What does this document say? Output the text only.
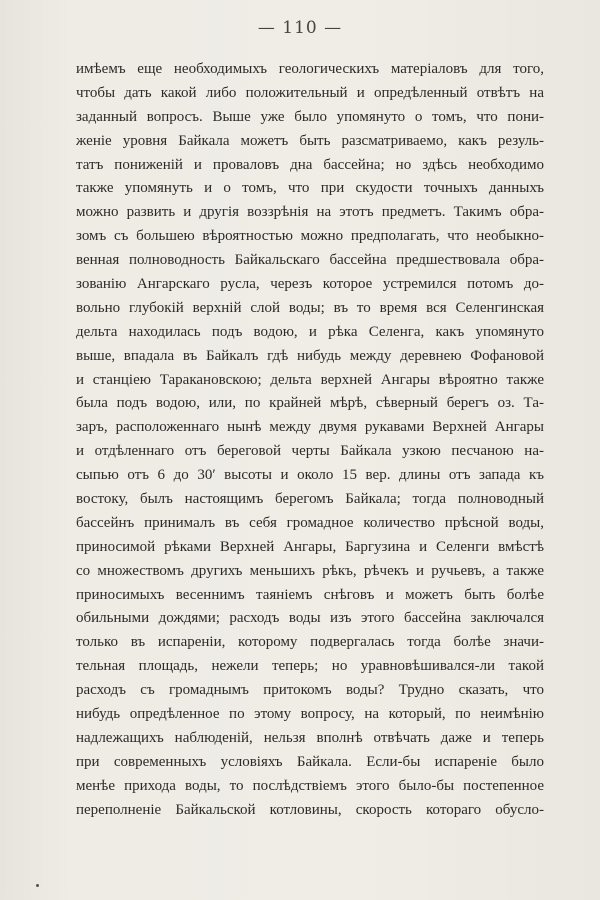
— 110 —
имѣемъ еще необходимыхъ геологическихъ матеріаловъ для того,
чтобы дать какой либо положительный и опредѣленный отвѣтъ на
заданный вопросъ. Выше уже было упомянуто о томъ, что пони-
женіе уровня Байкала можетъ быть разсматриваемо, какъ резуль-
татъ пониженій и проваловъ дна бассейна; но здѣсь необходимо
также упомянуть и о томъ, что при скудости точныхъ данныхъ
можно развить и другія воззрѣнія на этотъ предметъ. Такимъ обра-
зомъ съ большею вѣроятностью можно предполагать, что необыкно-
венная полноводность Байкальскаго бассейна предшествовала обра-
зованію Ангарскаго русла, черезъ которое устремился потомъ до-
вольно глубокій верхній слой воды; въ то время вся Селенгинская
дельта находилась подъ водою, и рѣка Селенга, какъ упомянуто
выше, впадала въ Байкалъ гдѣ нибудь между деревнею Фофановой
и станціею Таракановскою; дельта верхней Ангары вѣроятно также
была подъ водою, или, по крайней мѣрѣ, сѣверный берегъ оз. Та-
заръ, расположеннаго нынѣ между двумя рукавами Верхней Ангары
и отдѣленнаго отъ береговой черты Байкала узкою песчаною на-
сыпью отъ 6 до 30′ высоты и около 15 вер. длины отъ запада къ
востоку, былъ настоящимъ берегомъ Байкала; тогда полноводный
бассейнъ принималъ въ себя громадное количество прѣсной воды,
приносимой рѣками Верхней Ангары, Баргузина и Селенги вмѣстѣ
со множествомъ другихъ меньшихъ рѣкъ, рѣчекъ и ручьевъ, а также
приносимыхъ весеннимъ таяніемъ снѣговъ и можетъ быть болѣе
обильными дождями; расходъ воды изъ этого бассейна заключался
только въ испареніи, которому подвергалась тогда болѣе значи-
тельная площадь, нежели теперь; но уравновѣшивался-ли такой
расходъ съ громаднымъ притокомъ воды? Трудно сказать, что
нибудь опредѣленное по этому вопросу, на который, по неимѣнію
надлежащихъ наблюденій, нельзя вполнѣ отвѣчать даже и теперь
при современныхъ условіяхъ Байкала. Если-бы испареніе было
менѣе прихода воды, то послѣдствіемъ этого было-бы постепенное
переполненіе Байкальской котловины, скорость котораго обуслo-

^^^^^^^^

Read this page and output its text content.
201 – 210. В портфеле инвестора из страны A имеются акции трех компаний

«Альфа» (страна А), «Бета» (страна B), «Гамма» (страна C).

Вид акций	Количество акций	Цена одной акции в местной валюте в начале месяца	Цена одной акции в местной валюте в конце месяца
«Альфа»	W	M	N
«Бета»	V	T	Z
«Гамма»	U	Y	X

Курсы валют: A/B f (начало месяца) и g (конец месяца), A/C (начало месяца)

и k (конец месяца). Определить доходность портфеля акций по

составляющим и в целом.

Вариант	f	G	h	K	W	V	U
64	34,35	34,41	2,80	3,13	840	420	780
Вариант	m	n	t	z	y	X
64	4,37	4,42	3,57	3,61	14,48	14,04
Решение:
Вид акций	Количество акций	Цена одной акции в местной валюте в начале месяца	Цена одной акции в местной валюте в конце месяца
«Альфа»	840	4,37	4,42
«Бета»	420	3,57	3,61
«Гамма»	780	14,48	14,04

^^^^^^^^

- **Exercise**
State how many lines of the records above contain the word "Ангары", and give only that number.

- **Problem solution**
3